>> Start Exercise material
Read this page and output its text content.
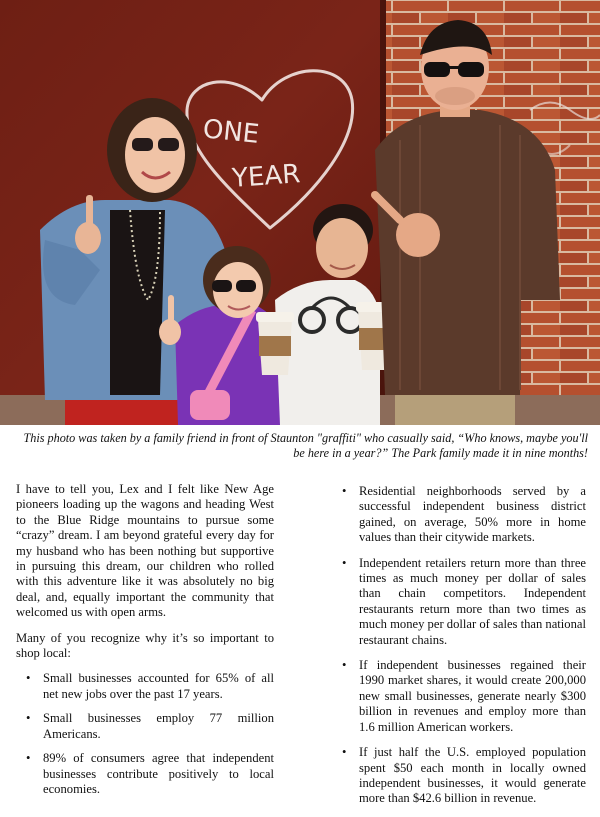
ONE
YEAR

This photo was taken by a family friend in front of Staunton "graffiti" who casually said, “Who knows, maybe you'll be here in a year?” The Park family made it in nine months!

I have to tell you, Lex and I felt like New Age pioneers loading up the wagons and heading West to the Blue Ridge mountains to pursue some “crazy” dream. I am beyond grateful every day for my husband who has been nothing but supportive in pursuing this dream, our children who rolled with this adventure like it was absolutely no big deal, and, equally important the community that welcomed us with open arms.

Many of you recognize why it’s so important to shop local:

• Small businesses accounted for 65% of all net new jobs over the past 17 years.
• Small businesses employ 77 million Americans.
• 89% of consumers agree that independent businesses contribute positively to local economies.
• Residential neighborhoods served by a successful independent business district gained, on average, 50% more in home values than their citywide markets.
• Independent retailers return more than three times as much money per dollar of sales than chain competitors. Independent restaurants return more than two times as much money per dollar of sales than national restaurant chains.
• If independent businesses regained their 1990 market shares, it would create 200,000 new small businesses, generate nearly $300 billion in revenues and employ more than 1.6 million American workers.
• If just half the U.S. employed population spent $50 each month in locally owned independent businesses, it would generate more than $42.6 billion in revenue.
>> End Exercise material
* Aim of the exercise: Repeat verbatim all the material, but not the pictures.

* Written answer:
Read this page and output its text content.
ONE
YEAR

This photo was taken by a family friend in front of Staunton "graffiti" who casually said, “Who knows, maybe you'll be here in a year?” The Park family made it in nine months!

I have to tell you, Lex and I felt like New Age pioneers loading up the wagons and heading West to the Blue Ridge mountains to pursue some “crazy” dream. I am beyond grateful every day for my husband who has been nothing but supportive in pursuing this dream, our children who rolled with this adventure like it was absolutely no big deal, and, equally important the community that welcomed us with open arms.

Many of you recognize why it’s so important to shop local:

• Small businesses accounted for 65% of all net new jobs over the past 17 years.
• Small businesses employ 77 million Americans.
• 89% of consumers agree that independent businesses contribute positively to local economies.
• Residential neighborhoods served by a successful independent business district gained, on average, 50% more in home values than their citywide markets.
• Independent retailers return more than three times as much money per dollar of sales than chain competitors. Independent restaurants return more than two times as much money per dollar of sales than national restaurant chains.
• If independent businesses regained their 1990 market shares, it would create 200,000 new small businesses, generate nearly $300 billion in revenues and employ more than 1.6 million American workers.
• If just half the U.S. employed population spent $50 each month in locally owned independent businesses, it would generate more than $42.6 billion in revenue.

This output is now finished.